§ PROMPT: Your task is to write out the complete listing exactly as it is shown.

— START OF TASK INPUT —

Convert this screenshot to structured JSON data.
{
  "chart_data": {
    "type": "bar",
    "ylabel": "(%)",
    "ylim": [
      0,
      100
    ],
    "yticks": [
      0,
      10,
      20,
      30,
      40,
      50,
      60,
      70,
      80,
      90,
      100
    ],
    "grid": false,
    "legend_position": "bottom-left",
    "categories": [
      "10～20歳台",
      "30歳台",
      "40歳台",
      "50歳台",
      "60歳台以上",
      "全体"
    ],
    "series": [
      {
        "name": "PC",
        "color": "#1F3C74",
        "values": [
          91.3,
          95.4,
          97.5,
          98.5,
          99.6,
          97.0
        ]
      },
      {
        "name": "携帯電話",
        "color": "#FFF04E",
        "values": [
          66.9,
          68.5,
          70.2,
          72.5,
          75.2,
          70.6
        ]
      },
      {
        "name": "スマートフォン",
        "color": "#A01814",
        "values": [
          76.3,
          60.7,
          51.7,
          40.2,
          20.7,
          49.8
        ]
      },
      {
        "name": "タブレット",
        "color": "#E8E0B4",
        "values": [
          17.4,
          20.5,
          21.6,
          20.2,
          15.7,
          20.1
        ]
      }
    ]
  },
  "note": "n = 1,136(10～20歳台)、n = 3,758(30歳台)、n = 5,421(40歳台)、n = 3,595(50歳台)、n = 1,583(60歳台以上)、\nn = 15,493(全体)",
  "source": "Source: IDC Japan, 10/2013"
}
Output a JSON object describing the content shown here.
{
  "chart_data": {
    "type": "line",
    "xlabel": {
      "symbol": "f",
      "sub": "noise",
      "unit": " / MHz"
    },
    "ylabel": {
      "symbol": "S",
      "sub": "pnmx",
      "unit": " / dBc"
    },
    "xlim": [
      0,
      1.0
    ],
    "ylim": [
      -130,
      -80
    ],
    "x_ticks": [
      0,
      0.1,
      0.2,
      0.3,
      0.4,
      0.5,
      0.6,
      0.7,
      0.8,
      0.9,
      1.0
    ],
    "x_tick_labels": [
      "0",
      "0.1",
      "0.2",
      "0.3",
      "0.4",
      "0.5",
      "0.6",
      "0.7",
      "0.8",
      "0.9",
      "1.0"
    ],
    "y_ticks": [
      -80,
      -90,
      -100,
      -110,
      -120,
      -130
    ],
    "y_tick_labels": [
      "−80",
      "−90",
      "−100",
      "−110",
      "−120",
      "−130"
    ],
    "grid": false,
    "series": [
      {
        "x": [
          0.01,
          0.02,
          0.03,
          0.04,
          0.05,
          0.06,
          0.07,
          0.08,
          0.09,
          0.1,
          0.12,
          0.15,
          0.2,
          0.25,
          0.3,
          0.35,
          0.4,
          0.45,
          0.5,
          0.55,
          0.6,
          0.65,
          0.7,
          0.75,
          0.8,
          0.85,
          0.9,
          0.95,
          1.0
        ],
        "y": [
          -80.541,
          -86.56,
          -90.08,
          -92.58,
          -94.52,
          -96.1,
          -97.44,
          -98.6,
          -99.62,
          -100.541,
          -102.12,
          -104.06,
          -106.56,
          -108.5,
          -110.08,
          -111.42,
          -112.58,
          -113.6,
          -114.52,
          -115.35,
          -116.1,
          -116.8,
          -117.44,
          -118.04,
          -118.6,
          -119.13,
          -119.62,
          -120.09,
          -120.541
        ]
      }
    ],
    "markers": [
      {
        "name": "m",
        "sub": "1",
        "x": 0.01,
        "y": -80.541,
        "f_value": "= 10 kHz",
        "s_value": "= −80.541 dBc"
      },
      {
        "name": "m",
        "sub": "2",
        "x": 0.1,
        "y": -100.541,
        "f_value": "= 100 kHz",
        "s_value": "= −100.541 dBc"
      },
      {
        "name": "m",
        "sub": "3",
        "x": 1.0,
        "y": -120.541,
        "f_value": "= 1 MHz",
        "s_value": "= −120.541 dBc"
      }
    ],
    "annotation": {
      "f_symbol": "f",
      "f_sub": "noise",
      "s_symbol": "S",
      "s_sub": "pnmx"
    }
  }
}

— END OF TASK INPUT —

§ EXERCISE SOLUTION:
Convert this screenshot to structured JSON data.
{
  "chart_data": {
    "type": "bar",
    "ylabel": "(%)",
    "ylim": [
      0,
      100
    ],
    "yticks": [
      0,
      10,
      20,
      30,
      40,
      50,
      60,
      70,
      80,
      90,
      100
    ],
    "grid": false,
    "legend_position": "bottom-left",
    "categories": [
      "10～20歳台",
      "30歳台",
      "40歳台",
      "50歳台",
      "60歳台以上",
      "全体"
    ],
    "series": [
      {
        "name": "PC",
        "color": "#1F3C74",
        "values": [
          91.3,
          95.4,
          97.5,
          98.5,
          99.6,
          97.0
        ]
      },
      {
        "name": "携帯電話",
        "color": "#FFF04E",
        "values": [
          66.9,
          68.5,
          70.2,
          72.5,
          75.2,
          70.6
        ]
      },
      {
        "name": "スマートフォン",
        "color": "#A01814",
        "values": [
          76.3,
          60.7,
          51.7,
          40.2,
          20.7,
          49.8
        ]
      },
      {
        "name": "タブレット",
        "color": "#E8E0B4",
        "values": [
          17.4,
          20.5,
          21.6,
          20.2,
          15.7,
          20.1
        ]
      }
    ]
  },
  "note": "n = 1,136(10～20歳台)、n = 3,758(30歳台)、n = 5,421(40歳台)、n = 3,595(50歳台)、n = 1,583(60歳台以上)、\nn = 15,493(全体)",
  "source": "Source: IDC Japan, 10/2013"
}
Output a JSON object describing the content shown here.
{
  "chart_data": {
    "type": "line",
    "xlabel": {
      "symbol": "f",
      "sub": "noise",
      "unit": " / MHz"
    },
    "ylabel": {
      "symbol": "S",
      "sub": "pnmx",
      "unit": " / dBc"
    },
    "xlim": [
      0,
      1.0
    ],
    "ylim": [
      -130,
      -80
    ],
    "x_ticks": [
      0,
      0.1,
      0.2,
      0.3,
      0.4,
      0.5,
      0.6,
      0.7,
      0.8,
      0.9,
      1.0
    ],
    "x_tick_labels": [
      "0",
      "0.1",
      "0.2",
      "0.3",
      "0.4",
      "0.5",
      "0.6",
      "0.7",
      "0.8",
      "0.9",
      "1.0"
    ],
    "y_ticks": [
      -80,
      -90,
      -100,
      -110,
      -120,
      -130
    ],
    "y_tick_labels": [
      "−80",
      "−90",
      "−100",
      "−110",
      "−120",
      "−130"
    ],
    "grid": false,
    "series": [
      {
        "x": [
          0.01,
          0.02,
          0.03,
          0.04,
          0.05,
          0.06,
          0.07,
          0.08,
          0.09,
          0.1,
          0.12,
          0.15,
          0.2,
          0.25,
          0.3,
          0.35,
          0.4,
          0.45,
          0.5,
          0.55,
          0.6,
          0.65,
          0.7,
          0.75,
          0.8,
          0.85,
          0.9,
          0.95,
          1.0
        ],
        "y": [
          -80.541,
          -86.56,
          -90.08,
          -92.58,
          -94.52,
          -96.1,
          -97.44,
          -98.6,
          -99.62,
          -100.541,
          -102.12,
          -104.06,
          -106.56,
          -108.5,
          -110.08,
          -111.42,
          -112.58,
          -113.6,
          -114.52,
          -115.35,
          -116.1,
          -116.8,
          -117.44,
          -118.04,
          -118.6,
          -119.13,
          -119.62,
          -120.09,
          -120.541
        ]
      }
    ],
    "markers": [
      {
        "name": "m",
        "sub": "1",
        "x": 0.01,
        "y": -80.541,
        "f_value": "= 10 kHz",
        "s_value": "= −80.541 dBc"
      },
      {
        "name": "m",
        "sub": "2",
        "x": 0.1,
        "y": -100.541,
        "f_value": "= 100 kHz",
        "s_value": "= −100.541 dBc"
      },
      {
        "name": "m",
        "sub": "3",
        "x": 1.0,
        "y": -120.541,
        "f_value": "= 1 MHz",
        "s_value": "= −120.541 dBc"
      }
    ],
    "annotation": {
      "f_symbol": "f",
      "f_sub": "noise",
      "s_symbol": "S",
      "s_sub": "pnmx"
    }
  }
}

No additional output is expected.